Start of Given records

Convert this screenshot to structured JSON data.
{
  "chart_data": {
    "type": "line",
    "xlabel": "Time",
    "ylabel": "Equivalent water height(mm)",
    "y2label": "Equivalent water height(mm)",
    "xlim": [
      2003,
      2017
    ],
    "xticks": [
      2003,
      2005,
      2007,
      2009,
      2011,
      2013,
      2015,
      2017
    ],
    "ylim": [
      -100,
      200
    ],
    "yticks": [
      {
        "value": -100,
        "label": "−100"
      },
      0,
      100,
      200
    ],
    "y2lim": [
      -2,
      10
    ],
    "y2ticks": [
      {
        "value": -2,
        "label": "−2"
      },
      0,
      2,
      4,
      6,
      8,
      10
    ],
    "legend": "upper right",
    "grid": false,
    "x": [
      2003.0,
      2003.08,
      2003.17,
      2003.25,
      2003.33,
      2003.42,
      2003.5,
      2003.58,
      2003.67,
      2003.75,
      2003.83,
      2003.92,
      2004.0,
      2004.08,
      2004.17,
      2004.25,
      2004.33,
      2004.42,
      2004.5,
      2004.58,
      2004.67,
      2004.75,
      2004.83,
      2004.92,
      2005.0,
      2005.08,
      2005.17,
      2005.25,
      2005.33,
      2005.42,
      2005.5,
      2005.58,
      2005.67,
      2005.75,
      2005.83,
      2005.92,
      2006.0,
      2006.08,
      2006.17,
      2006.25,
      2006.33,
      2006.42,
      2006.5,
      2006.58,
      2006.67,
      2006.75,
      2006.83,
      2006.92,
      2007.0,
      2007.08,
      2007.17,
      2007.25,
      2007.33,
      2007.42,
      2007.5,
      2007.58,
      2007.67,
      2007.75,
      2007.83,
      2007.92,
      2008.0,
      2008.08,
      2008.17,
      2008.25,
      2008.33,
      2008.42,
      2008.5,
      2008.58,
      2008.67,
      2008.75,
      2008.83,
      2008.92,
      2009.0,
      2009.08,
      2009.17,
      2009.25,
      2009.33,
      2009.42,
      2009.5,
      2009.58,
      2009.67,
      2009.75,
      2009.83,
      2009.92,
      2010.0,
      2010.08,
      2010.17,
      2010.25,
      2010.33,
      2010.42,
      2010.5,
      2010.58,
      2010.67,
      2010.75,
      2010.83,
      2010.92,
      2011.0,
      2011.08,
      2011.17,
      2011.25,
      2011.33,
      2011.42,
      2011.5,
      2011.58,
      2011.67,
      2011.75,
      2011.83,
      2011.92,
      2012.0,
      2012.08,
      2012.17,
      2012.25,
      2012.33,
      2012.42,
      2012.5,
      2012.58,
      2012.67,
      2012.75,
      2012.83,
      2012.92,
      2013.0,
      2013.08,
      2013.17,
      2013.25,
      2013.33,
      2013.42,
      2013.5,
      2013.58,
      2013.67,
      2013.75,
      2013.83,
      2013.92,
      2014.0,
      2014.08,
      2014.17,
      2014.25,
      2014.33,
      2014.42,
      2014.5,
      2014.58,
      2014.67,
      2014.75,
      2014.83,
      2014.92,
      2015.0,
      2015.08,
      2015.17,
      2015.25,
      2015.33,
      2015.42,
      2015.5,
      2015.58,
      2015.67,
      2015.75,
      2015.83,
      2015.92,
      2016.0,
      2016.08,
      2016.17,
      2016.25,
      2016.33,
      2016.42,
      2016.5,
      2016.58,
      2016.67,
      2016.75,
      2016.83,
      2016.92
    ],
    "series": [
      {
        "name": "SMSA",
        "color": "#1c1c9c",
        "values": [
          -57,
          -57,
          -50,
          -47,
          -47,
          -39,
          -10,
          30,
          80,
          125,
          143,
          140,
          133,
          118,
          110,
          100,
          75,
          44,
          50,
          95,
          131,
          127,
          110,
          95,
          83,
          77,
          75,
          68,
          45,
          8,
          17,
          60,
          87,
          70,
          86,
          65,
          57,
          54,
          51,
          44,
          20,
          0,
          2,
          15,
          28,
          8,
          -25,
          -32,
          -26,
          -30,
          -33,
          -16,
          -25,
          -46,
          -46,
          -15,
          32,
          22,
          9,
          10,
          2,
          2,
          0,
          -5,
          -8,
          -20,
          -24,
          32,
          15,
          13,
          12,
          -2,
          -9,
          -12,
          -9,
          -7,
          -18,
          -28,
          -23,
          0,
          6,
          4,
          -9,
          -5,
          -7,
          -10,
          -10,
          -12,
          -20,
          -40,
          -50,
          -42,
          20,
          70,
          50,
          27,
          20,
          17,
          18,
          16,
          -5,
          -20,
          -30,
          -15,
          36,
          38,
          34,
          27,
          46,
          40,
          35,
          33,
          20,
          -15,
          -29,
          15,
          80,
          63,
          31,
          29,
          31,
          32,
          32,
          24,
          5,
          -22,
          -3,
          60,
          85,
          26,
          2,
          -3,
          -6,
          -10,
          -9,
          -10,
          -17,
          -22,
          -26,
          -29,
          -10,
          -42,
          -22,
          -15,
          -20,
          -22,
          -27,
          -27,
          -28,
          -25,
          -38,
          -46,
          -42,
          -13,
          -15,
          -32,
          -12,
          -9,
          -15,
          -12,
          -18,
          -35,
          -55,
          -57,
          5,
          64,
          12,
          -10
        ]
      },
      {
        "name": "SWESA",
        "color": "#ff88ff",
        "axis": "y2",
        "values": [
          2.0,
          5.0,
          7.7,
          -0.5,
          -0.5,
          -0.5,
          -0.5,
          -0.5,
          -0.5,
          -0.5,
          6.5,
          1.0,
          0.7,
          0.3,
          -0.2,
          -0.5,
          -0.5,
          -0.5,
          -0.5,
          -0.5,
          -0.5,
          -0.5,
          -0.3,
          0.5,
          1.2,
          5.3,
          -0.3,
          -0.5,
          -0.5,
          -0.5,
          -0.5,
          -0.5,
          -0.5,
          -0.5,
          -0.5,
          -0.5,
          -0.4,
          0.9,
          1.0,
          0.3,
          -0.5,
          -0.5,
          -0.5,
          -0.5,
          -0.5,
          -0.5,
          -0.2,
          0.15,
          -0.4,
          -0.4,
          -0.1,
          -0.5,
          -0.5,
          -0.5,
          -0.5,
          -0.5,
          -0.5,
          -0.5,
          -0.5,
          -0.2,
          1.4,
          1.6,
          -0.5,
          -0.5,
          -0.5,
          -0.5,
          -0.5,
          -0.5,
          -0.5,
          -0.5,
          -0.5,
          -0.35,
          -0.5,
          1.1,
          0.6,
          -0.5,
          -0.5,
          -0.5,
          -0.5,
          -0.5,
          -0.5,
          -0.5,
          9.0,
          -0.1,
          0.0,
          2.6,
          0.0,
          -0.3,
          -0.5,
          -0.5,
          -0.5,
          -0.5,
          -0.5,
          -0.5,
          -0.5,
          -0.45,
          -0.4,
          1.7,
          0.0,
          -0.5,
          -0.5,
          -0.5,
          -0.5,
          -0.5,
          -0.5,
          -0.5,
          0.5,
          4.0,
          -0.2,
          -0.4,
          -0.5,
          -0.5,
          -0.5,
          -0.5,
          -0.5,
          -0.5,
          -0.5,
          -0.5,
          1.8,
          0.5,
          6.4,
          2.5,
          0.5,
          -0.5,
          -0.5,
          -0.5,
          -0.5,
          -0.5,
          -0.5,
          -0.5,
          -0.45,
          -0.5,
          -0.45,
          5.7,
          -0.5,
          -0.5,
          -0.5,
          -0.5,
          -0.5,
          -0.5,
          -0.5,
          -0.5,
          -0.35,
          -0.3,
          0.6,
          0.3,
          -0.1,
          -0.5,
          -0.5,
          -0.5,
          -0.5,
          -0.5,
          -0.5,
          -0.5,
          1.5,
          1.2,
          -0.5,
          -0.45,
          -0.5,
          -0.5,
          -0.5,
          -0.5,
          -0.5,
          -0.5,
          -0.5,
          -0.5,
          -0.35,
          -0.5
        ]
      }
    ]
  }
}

End of Given records

Goal:
Select all lines in the listing above where the word "water" appears, and show them.

Solution for this task:
    "ylabel": "Equivalent water height(mm)",
    "y2label": "Equivalent water height(mm)",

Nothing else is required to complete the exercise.